### TEXT FOR ANALYSIS ###

3.2. Sample Preparation and 2D-Polyacrylamide Gel Electrophoresis

Once the mice were genotyped as described previously [53], ten-week-old males were selected and grouped in db/db and wild type mice (n = 3). The pancreas was removed and homogenized in a buffer containing Tris/HCl 20 mM, 10 mM EDTA, 2 mM DTT, pH 7.8 and protease inhibitor (20 mM PMSF) then stored at −70 °C until further processing. Cellular proteins were obtained by Sample Grinding Kit (GE Healthcare, Mexico City, Mexico) and resuspended in 200 μL of buffer (7 M urea, 4% CHAPS, 60 mM DTT, 2 mM TBP, 2 mM thiourea, 2% IPG). Protein concentrations were determined by 2D Quant Kit (GE Healthcare). Two dimensional gels electrophoresis was performed as previously described [54]. The protein separation pattern was visualized in 2-D gels by colloidal Coomassie Blue staining [55]. The gels were scanned in a GS-800 densitometer (Bio-Rad, Hercules, CA, USA). Digital images were analyzed and compared using the ImageMaster 2D Platinum 7.0 software (GE Healthcare). The densities of protein spots, which were normalized using the total densities of all valid and matched spots in a set of gels, were quantitatively compared between diabetic and normal control groups, using the pancreatic protein samples from three diabetic mice and three control mice. Data are presented as fold change (increase or decrease) versus matched controls. Each experiment was performed in triplicate. Statistical differences between groups were calculated using the Student’s t-test. Statistical significance was considered at p < 0.05.

###

TASK SET:
- A) Please answer these questions using the sample preparation text:
(i) At what temperature was the homogenized pancreas stored before further processing?
(ii) In which densitometer were the gels scanned?
(iii) What p-value threshold was used for statistical significance?
- B) Go on with the sample preparation text from its last sentence.
The entries have no role in any of this.

### RAW DATA ###

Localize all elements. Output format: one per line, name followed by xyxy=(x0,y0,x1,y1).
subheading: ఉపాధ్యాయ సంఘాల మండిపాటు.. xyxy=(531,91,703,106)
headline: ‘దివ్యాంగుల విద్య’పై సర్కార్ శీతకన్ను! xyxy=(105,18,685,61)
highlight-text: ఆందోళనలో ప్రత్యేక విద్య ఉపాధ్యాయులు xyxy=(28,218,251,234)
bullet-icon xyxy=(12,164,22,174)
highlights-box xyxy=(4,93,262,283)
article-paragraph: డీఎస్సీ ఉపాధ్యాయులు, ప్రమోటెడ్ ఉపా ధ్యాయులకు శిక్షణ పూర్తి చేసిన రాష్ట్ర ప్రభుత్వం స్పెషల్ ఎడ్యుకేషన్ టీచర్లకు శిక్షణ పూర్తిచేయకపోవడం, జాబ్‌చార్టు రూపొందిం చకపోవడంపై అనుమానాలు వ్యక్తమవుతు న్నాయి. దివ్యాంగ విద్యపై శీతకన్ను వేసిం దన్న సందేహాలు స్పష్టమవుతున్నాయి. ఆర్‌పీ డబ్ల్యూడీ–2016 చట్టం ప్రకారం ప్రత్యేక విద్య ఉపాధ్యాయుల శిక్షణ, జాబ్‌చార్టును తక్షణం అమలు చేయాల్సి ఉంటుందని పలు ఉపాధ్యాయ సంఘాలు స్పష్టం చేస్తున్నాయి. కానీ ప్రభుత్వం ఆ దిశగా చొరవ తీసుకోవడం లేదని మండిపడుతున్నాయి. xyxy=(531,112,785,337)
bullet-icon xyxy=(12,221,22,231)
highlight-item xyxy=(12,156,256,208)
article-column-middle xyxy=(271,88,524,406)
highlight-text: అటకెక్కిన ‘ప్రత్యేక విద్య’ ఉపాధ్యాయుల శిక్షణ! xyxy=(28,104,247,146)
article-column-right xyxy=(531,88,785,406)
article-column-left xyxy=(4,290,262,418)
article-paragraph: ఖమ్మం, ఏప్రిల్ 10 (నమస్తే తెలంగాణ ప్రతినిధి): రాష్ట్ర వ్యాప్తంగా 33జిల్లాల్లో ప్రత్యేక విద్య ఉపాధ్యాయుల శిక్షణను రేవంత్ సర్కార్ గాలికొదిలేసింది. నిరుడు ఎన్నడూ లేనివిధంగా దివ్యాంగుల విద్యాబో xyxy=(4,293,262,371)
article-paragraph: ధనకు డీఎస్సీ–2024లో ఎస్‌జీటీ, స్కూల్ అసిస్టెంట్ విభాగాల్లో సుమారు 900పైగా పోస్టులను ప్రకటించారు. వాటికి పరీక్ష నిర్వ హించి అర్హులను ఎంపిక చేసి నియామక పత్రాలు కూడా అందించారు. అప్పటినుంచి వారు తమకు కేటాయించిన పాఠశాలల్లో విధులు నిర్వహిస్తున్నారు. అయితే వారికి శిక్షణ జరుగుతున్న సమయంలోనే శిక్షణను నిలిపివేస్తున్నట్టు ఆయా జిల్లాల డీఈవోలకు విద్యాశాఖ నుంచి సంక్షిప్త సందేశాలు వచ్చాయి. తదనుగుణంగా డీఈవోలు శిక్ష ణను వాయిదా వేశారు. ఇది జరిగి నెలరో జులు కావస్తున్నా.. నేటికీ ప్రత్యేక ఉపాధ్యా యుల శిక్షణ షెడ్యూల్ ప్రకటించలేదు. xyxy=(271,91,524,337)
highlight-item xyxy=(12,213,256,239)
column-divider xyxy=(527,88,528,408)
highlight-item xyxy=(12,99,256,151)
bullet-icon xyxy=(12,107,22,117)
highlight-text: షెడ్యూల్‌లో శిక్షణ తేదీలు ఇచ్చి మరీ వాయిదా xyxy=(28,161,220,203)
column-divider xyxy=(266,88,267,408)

###

ANSWERS GIVEN:
- A)
(i) −70 °C
(ii) A GS-800 densitometer (Bio-Rad, Hercules, CA, USA)
(iii) p < 0.05

- B)
3.3. Mass Spectrometry

Once the digital image of each gel was compared against the rest, the electrophoretic entities of interest were cut, reduced, alkylated, digested and automatically transferred to a MALDI analysis target by a Proteineer SP II and DP robot using the SPcontrol 3.1.48.0 v software (Bruker Daltonics, Bremen, Germany), with the aid of a DP Chemicals 96 gel digestion kit (Bruker Daltonics) and processed in a MALDI-TOF Autoflex (Bruker Daltonics) to obtain a mass fingerprint. We performed 100 satisfactory shots in 20 shotsteps, the peak resolution threshold was set at 1500, the signal/noise ratio of tolerance was 6, and contaminants were not excluded. The spectrum was annotated by the Flex Analysis 1.2 v SD1 Patch 2 (Bruker Daltonics). The search engine MASCOT [56] was used to compare the fingerprints against the UNIPROT [57] release 2010–09 database with the following parameters: Taxon-mouse, mass tolerance of up to 200 ppm, one miss-cleavage allowed, and as the fixed modification Carbamidomethyl cysteine and oxidation of methionine as the variable modification.

3.4. Bioinformatics Analysis

To understand the relationship among differentially expressed proteins in pancreas of db/db mice and their interaction with other proteins, we analyzed the interactome using STRING database 9.05 [47]. Analysis of differentially expressed proteins by Gene Ontology assignment was performed using DAVID v. 6.7 [48,58]. Proteins were uploaded into the DAVID functional annotation tool and compared to the mouse proteome background. Only enriched pathways and Gene Ontology Functional Annotation Tool terms with a minimum of 2-fold enrichment and a Fisher’s Exact test p-value ≤ 0.05 were considered, and the top Gene Ontology terms with protein change expression are reported as the proportion of genes involved relative to the total number of genes involved in the whole mouse genome background.

4. Conclusions

The animal model of type 2 diabetes mellitus used here the pathophysiology is comparable, if not equal to the disease observed in diabetic humans or in other animal models. Nevertheless, the differentially expressed proteins observed in the pancreas of db/db mice already suggest which are the mechanisms involved in the pathogenesis of diabetes, such as dysfunctional ER-dependent and carbohydrate metabolism processes, together with a chronic inflammation. So the results shown in this research could serve as targets for the design of new drugs for the treatment of diabetes.